DATA SECTION:
════

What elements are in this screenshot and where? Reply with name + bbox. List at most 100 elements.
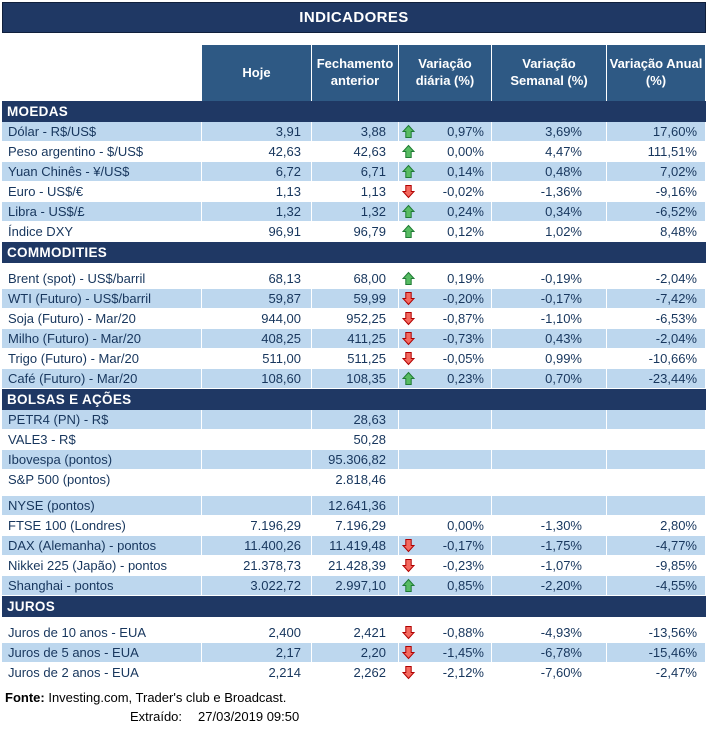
variacao-diaria-cell: 0,00% <box>399 142 491 161</box>
variacao-diaria-value: -0,73% <box>442 331 484 346</box>
variacao-diaria-cell <box>399 410 491 429</box>
fechamento-anterior-cell: 96,79 <box>353 224 386 239</box>
table-row: Ibovespa (pontos) 95.306,82 <box>2 450 706 470</box>
variacao-diaria-cell: -0,88% <box>399 623 491 642</box>
spacer-row <box>2 263 706 269</box>
column-header-variacao-diaria: Variação diária (%) <box>399 45 491 101</box>
variacao-semanal-cell: -6,78% <box>492 643 606 662</box>
indicator-label-cell: Café (Futuro) - Mar/20 <box>2 369 201 388</box>
variacao-anual-cell: 2,80% <box>660 518 697 533</box>
indicator-label-cell: Juros de 10 anos - EUA <box>8 625 147 640</box>
hoje-cell: 511,00 <box>262 351 301 366</box>
hoje-cell: 1,13 <box>275 184 301 199</box>
arrow-placeholder <box>402 452 415 467</box>
indicator-label-cell: Trigo (Futuro) - Mar/20 <box>8 351 139 366</box>
variacao-diaria-cell: 0,85% <box>399 576 491 595</box>
hoje-cell: 68,13 <box>268 271 301 286</box>
fechamento-anterior-cell: 7.196,29 <box>335 518 386 533</box>
variacao-diaria-cell: 0,23% <box>399 369 491 388</box>
report-title: INDICADORES <box>2 2 706 33</box>
variacao-diaria-value: 0,23% <box>447 371 484 386</box>
variacao-semanal-cell: -1,36% <box>540 184 582 199</box>
variacao-diaria-cell: -2,12% <box>399 663 491 682</box>
arrow-placeholder <box>402 412 415 427</box>
variacao-anual-cell: -2,47% <box>655 665 697 680</box>
table-row: Juros de 2 anos - EUA 2,214 2,262 -2,12% -7,… <box>2 663 706 683</box>
indicators-report: INDICADORES Hoje Fechamento anterior Var… <box>2 2 706 724</box>
fechamento-anterior-cell: 2,20 <box>312 643 398 662</box>
source-label: Fonte: <box>5 690 45 705</box>
down-arrow-icon <box>402 184 415 199</box>
indicator-label-cell: Libra - US$/£ <box>2 202 201 221</box>
down-arrow-icon <box>402 625 415 640</box>
variacao-semanal-cell <box>492 450 606 469</box>
hoje-cell <box>202 496 311 515</box>
variacao-anual-cell: 111,51% <box>647 144 697 159</box>
variacao-semanal-cell: -2,20% <box>492 576 606 595</box>
fechamento-anterior-cell: 68,00 <box>353 271 386 286</box>
variacao-diaria-cell: 0,97% <box>399 122 491 141</box>
hoje-cell: 1,32 <box>202 202 311 221</box>
variacao-semanal-cell: -1,07% <box>540 558 582 573</box>
indicator-label-cell: VALE3 - R$ <box>8 432 76 447</box>
fechamento-anterior-cell: 21.428,39 <box>328 558 386 573</box>
variacao-anual-cell: -4,55% <box>607 576 705 595</box>
indicator-label-cell: Nikkei 225 (Japão) - pontos <box>8 558 167 573</box>
indicator-label-cell: FTSE 100 (Londres) <box>8 518 126 533</box>
arrow-placeholder <box>402 498 415 513</box>
fechamento-anterior-cell: 28,63 <box>312 410 398 429</box>
variacao-anual-cell: 17,60% <box>607 122 705 141</box>
variacao-semanal-cell <box>492 410 606 429</box>
variacao-diaria-cell: 0,14% <box>399 162 491 181</box>
variacao-diaria-cell: -0,87% <box>399 309 491 328</box>
table-row: PETR4 (PN) - R$ 28,63 <box>2 410 706 430</box>
variacao-diaria-cell: 0,00% <box>399 516 491 535</box>
fechamento-anterior-cell: 11.419,48 <box>312 536 398 555</box>
table-row: VALE3 - R$ 50,28 <box>2 430 706 450</box>
variacao-semanal-cell: 0,70% <box>492 369 606 388</box>
spacer-row <box>2 490 706 496</box>
variacao-anual-cell: -13,56% <box>648 625 697 640</box>
variacao-diaria-value: 0,14% <box>447 164 484 179</box>
variacao-diaria-value: -2,12% <box>442 665 484 680</box>
table-row: Juros de 5 anos - EUA 2,17 2,20 -1,45% -6,78… <box>2 643 706 663</box>
indicator-label-cell: Shanghai - pontos <box>2 576 201 595</box>
variacao-diaria-value: -0,20% <box>442 291 484 306</box>
down-arrow-icon <box>402 311 415 326</box>
variacao-semanal-cell: 0,48% <box>492 162 606 181</box>
variacao-semanal-cell: -0,17% <box>492 289 606 308</box>
indicator-label-cell: Juros de 2 anos - EUA <box>8 665 139 680</box>
table-row: Shanghai - pontos 3.022,72 2.997,10 0,85% -2… <box>2 576 706 596</box>
variacao-anual-cell: 8,48% <box>660 224 697 239</box>
hoje-cell <box>202 470 311 489</box>
variacao-semanal-cell: -7,60% <box>540 665 582 680</box>
variacao-anual-cell: -15,46% <box>607 643 705 662</box>
variacao-diaria-cell: -0,02% <box>399 182 491 201</box>
indicator-label-cell: S&P 500 (pontos) <box>8 472 111 487</box>
variacao-semanal-cell: -4,93% <box>540 625 582 640</box>
fechamento-anterior-cell: 12.641,36 <box>312 496 398 515</box>
fechamento-anterior-cell: 95.306,82 <box>312 450 398 469</box>
variacao-diaria-cell: -0,20% <box>399 289 491 308</box>
hoje-cell: 21.378,73 <box>243 558 301 573</box>
fechamento-anterior-cell: 2,421 <box>353 625 386 640</box>
hoje-cell: 108,60 <box>202 369 311 388</box>
fechamento-anterior-cell: 6,71 <box>312 162 398 181</box>
fechamento-anterior-cell: 1,32 <box>312 202 398 221</box>
table-row: Yuan Chinês - ¥/US$ 6,72 6,71 0,14% 0,48% 7,0… <box>2 162 706 182</box>
column-header-row: Hoje Fechamento anterior Variação diária… <box>2 45 706 101</box>
extract-value: 27/03/2019 09:50 <box>198 709 300 724</box>
table-row: FTSE 100 (Londres) 7.196,29 7.196,29 0,00% -… <box>2 516 706 536</box>
source-text: Investing.com, Trader's club e Broadcast… <box>48 690 287 705</box>
indicator-label-cell: Soja (Futuro) - Mar/20 <box>8 311 136 326</box>
variacao-anual-cell <box>607 430 705 449</box>
indicator-label-cell: Peso argentino - $/US$ <box>8 144 144 159</box>
variacao-diaria-value: 0,00% <box>447 144 484 159</box>
variacao-semanal-cell <box>492 470 606 489</box>
variacao-diaria-cell <box>399 470 491 489</box>
up-arrow-icon <box>402 144 415 159</box>
indicator-label-cell: DAX (Alemanha) - pontos <box>2 536 201 555</box>
variacao-semanal-cell: 0,34% <box>492 202 606 221</box>
hoje-cell: 408,25 <box>202 329 311 348</box>
variacao-anual-cell: -6,53% <box>655 311 697 326</box>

════

TASK TO CARRY OUT: Rewrite the material above as a JSON list of strings, with one string per line and blank lines omitted. Leave the pictures out.

COMPLETED TASK:
[
  "What elements are in this screenshot and where? Reply with name + bbox. List at most 100 elements.",
  "variacao-diaria-cell: 0,00% <box>399 142 491 161</box>",
  "variacao-diaria-value: -0,73% <box>442 331 484 346</box>",
  "variacao-diaria-cell <box>399 410 491 429</box>",
  "fechamento-anterior-cell: 96,79 <box>353 224 386 239</box>",
  "table-row: Ibovespa (pontos) 95.306,82 <box>2 450 706 470</box>",
  "variacao-diaria-cell: -0,88% <box>399 623 491 642</box>",
  "spacer-row <box>2 263 706 269</box>",
  "column-header-variacao-diaria: Variação diária (%) <box>399 45 491 101</box>",
  "variacao-semanal-cell: -6,78% <box>492 643 606 662</box>",
  "indicator-label-cell: Café (Futuro) - Mar/20 <box>2 369 201 388</box>",
  "variacao-anual-cell: 2,80% <box>660 518 697 533</box>",
  "indicator-label-cell: Juros de 10 anos - EUA <box>8 625 147 640</box>",
  "hoje-cell: 511,00 <box>262 351 301 366</box>",
  "hoje-cell: 1,13 <box>275 184 301 199</box>",
  "arrow-placeholder <box>402 452 415 467</box>",
  "indicator-label-cell: Trigo (Futuro) - Mar/20 <box>8 351 139 366</box>",
  "variacao-diaria-cell: 0,85% <box>399 576 491 595</box>",
  "hoje-cell: 68,13 <box>268 271 301 286</box>",
  "fechamento-anterior-cell: 7.196,29 <box>335 518 386 533</box>",
  "variacao-diaria-cell: 0,23% <box>399 369 491 388</box>",
  "report-title: INDICADORES <box>2 2 706 33</box>",
  "variacao-diaria-value: 0,23% <box>447 371 484 386</box>",
  "variacao-semanal-cell: -1,36% <box>540 184 582 199</box>",
  "variacao-diaria-cell: -2,12% <box>399 663 491 682</box>",
  "arrow-placeholder <box>402 412 415 427</box>",
  "variacao-anual-cell: -2,47% <box>655 665 697 680</box>",
  "table-row: Juros de 2 anos - EUA 2,214 2,262 -2,12% -7,… <box>2 663 706 683</box>",
  "indicators-report: INDICADORES Hoje Fechamento anterior Var… <box>2 2 706 724</box>",
  "fechamento-anterior-cell: 2,20 <box>312 643 398 662</box>",
  "source-label: Fonte: <box>5 690 45 705</box>",
  "down-arrow-icon <box>402 184 415 199</box>",
  "indicator-label-cell: Libra - US$/£ <box>2 202 201 221</box>",
  "down-arrow-icon <box>402 625 415 640</box>",
  "variacao-semanal-cell <box>492 450 606 469</box>",
  "hoje-cell <box>202 496 311 515</box>",
  "variacao-anual-cell: 111,51% <box>647 144 697 159</box>",
  "variacao-semanal-cell: -2,20% <box>492 576 606 595</box>",
  "fechamento-anterior-cell: 68,00 <box>353 271 386 286</box>",
  "variacao-diaria-cell: 0,97% <box>399 122 491 141</box>",
  "hoje-cell: 1,32 <box>202 202 311 221</box>",
  "variacao-semanal-cell: -1,07% <box>540 558 582 573</box>",
  "indicator-label-cell: VALE3 - R$ <box>8 432 76 447</box>",
  "fechamento-anterior-cell: 21.428,39 <box>328 558 386 573</box>",
  "variacao-anual-cell: -4,55% <box>607 576 705 595</box>",
  "indicator-label-cell: Nikkei 225 (Japão) - pontos <box>8 558 167 573</box>",
  "indicator-label-cell: FTSE 100 (Londres) <box>8 518 126 533</box>",
  "arrow-placeholder <box>402 498 415 513</box>",
  "fechamento-anterior-cell: 28,63 <box>312 410 398 429</box>",
  "variacao-anual-cell: 17,60% <box>607 122 705 141</box>",
  "variacao-semanal-cell <box>492 410 606 429</box>",
  "variacao-diaria-cell: 0,14% <box>399 162 491 181</box>",
  "variacao-diaria-cell: -0,87% <box>399 309 491 328</box>",
  "table-row: PETR4 (PN) - R$ 28,63 <box>2 410 706 430</box>",
  "variacao-diaria-cell: 0,00% <box>399 516 491 535</box>",
  "fechamento-anterior-cell: 11.419,48 <box>312 536 398 555</box>",
  "table-row: VALE3 - R$ 50,28 <box>2 430 706 450</box>",
  "variacao-semanal-cell: 0,70% <box>492 369 606 388</box>",
  "spacer-row <box>2 490 706 496</box>",
  "variacao-anual-cell: -13,56% <box>648 625 697 640</box>",
  "variacao-diaria-value: 0,14% <box>447 164 484 179</box>",
  "variacao-diaria-value: -2,12% <box>442 665 484 680</box>",
  "table-row: Juros de 5 anos - EUA 2,17 2,20 -1,45% -6,78… <box>2 643 706 663</box>",
  "indicator-label-cell: Shanghai - pontos <box>2 576 201 595</box>",
  "variacao-diaria-value: -0,20% <box>442 291 484 306</box>",
  "down-arrow-icon <box>402 311 415 326</box>",
  "variacao-semanal-cell: 0,48% <box>492 162 606 181</box>",
  "variacao-semanal-cell: -0,17% <box>492 289 606 308</box>",
  "indicator-label-cell: Juros de 2 anos - EUA <box>8 665 139 680</box>",
  "table-row: Shanghai - pontos 3.022,72 2.997,10 0,85% -2… <box>2 576 706 596</box>",
  "variacao-anual-cell: 8,48% <box>660 224 697 239</box>",
  "hoje-cell <box>202 470 311 489</box>",
  "variacao-semanal-cell: -7,60% <box>540 665 582 680</box>",
  "variacao-anual-cell: -15,46% <box>607 643 705 662</box>",
  "variacao-diaria-cell: -0,02% <box>399 182 491 201</box>",
  "indicator-label-cell: S&P 500 (pontos) <box>8 472 111 487</box>",
  "variacao-semanal-cell: -4,93% <box>540 625 582 640</box>",
  "fechamento-anterior-cell: 12.641,36 <box>312 496 398 515</box>",
  "fechamento-anterior-cell: 95.306,82 <box>312 450 398 469</box>",
  "variacao-diaria-cell: -0,20% <box>399 289 491 308</box>",
  "hoje-cell: 21.378,73 <box>243 558 301 573</box>",
  "fechamento-anterior-cell: 2,421 <box>353 625 386 640</box>",
  "hoje-cell: 108,60 <box>202 369 311 388</box>",
  "fechamento-anterior-cell: 6,71 <box>312 162 398 181</box>",
  "fechamento-anterior-cell: 1,32 <box>312 202 398 221</box>",
  "table-row: Yuan Chinês - ¥/US$ 6,72 6,71 0,14% 0,48% 7,0… <box>2 162 706 182</box>",
  "column-header-row: Hoje Fechamento anterior Variação diária… <box>2 45 706 101</box>",
  "extract-value: 27/03/2019 09:50 <box>198 709 300 724</box>",
  "table-row: FTSE 100 (Londres) 7.196,29 7.196,29 0,00% -… <box>2 516 706 536</box>",
  "source-text: Investing.com, Trader's club e Broadcast… <box>48 690 287 705</box>",
  "indicator-label-cell: Soja (Futuro) - Mar/20 <box>8 311 136 326</box>",
  "variacao-anual-cell <box>607 430 705 449</box>",
  "indicator-label-cell: Peso argentino - $/US$ <box>8 144 144 159</box>",
  "variacao-diaria-value: 0,00% <box>447 144 484 159</box>",
  "variacao-semanal-cell <box>492 470 606 489</box>",
  "variacao-diaria-cell <box>399 470 491 489</box>",
  "up-arrow-icon <box>402 144 415 159</box>",
  "indicator-label-cell: DAX (Alemanha) - pontos <box>2 536 201 555</box>",
  "variacao-semanal-cell: 0,34% <box>492 202 606 221</box>",
  "hoje-cell: 408,25 <box>202 329 311 348</box>",
  "variacao-anual-cell: -6,53% <box>655 311 697 326</box>"
]